_Task to carry out_
Collect every line that includes the string "name".

** start Recorded data **

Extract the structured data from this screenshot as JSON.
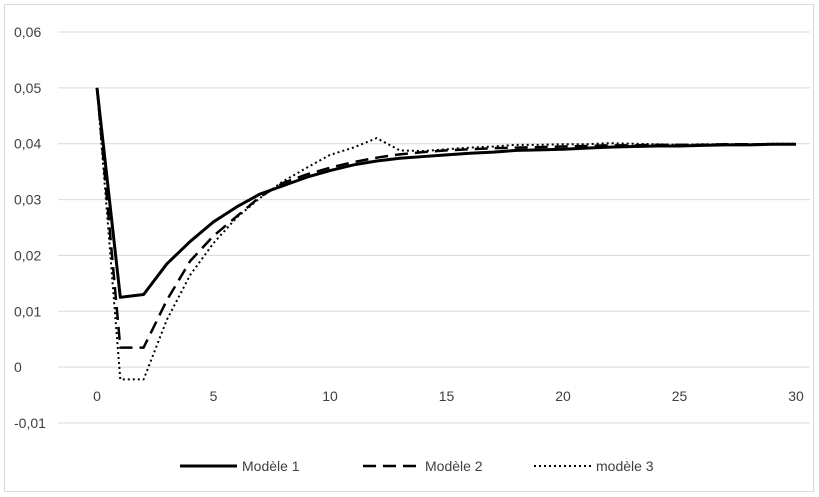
{
  "chart_data": {
    "type": "line",
    "title": "",
    "xlabel": "",
    "ylabel": "",
    "xlim": [
      0,
      30
    ],
    "ylim": [
      -0.01,
      0.06
    ],
    "grid": "horizontal",
    "legend_position": "bottom",
    "x_ticks": [
      "0",
      "5",
      "10",
      "15",
      "20",
      "25",
      "30"
    ],
    "y_ticks": [
      "-0,01",
      "0",
      "0,01",
      "0,02",
      "0,03",
      "0,04",
      "0,05",
      "0,06"
    ],
    "x": [
      0,
      1,
      2,
      3,
      4,
      5,
      6,
      7,
      8,
      9,
      10,
      11,
      12,
      13,
      14,
      15,
      16,
      17,
      18,
      19,
      20,
      21,
      22,
      23,
      24,
      25,
      26,
      27,
      28,
      29,
      30
    ],
    "series": [
      {
        "name": "Modèle 1",
        "style": "solid",
        "color": "#000000",
        "values": [
          0.05,
          0.0125,
          0.013,
          0.0185,
          0.0225,
          0.026,
          0.0287,
          0.031,
          0.0325,
          0.034,
          0.0352,
          0.0362,
          0.0369,
          0.0374,
          0.0377,
          0.038,
          0.0383,
          0.0385,
          0.0388,
          0.0389,
          0.039,
          0.0392,
          0.0394,
          0.0395,
          0.0396,
          0.0396,
          0.0397,
          0.0398,
          0.0398,
          0.0399,
          0.0399
        ]
      },
      {
        "name": "Modèle 2",
        "style": "dashed",
        "color": "#000000",
        "values": [
          0.05,
          0.0035,
          0.0035,
          0.012,
          0.019,
          0.0235,
          0.027,
          0.0305,
          0.033,
          0.0345,
          0.0357,
          0.0367,
          0.0375,
          0.0381,
          0.0385,
          0.0388,
          0.039,
          0.0392,
          0.0393,
          0.0394,
          0.0395,
          0.0396,
          0.0397,
          0.0397,
          0.0398,
          0.0398,
          0.0398,
          0.0399,
          0.0399,
          0.0399,
          0.0399
        ]
      },
      {
        "name": "modèle 3",
        "style": "dotted",
        "color": "#000000",
        "values": [
          0.05,
          -0.0022,
          -0.0022,
          0.0085,
          0.0165,
          0.0222,
          0.0268,
          0.0303,
          0.0333,
          0.0357,
          0.038,
          0.0393,
          0.041,
          0.0388,
          0.0387,
          0.039,
          0.0393,
          0.0395,
          0.0398,
          0.0398,
          0.0399,
          0.0399,
          0.0401,
          0.04,
          0.0399,
          0.0398,
          0.0399,
          0.0399,
          0.0399,
          0.04,
          0.04
        ]
      }
    ]
  }
}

** end Recorded data **

_Expected answer_
        "name": "Modèle 1",
        "name": "Modèle 2",
        "name": "modèle 3",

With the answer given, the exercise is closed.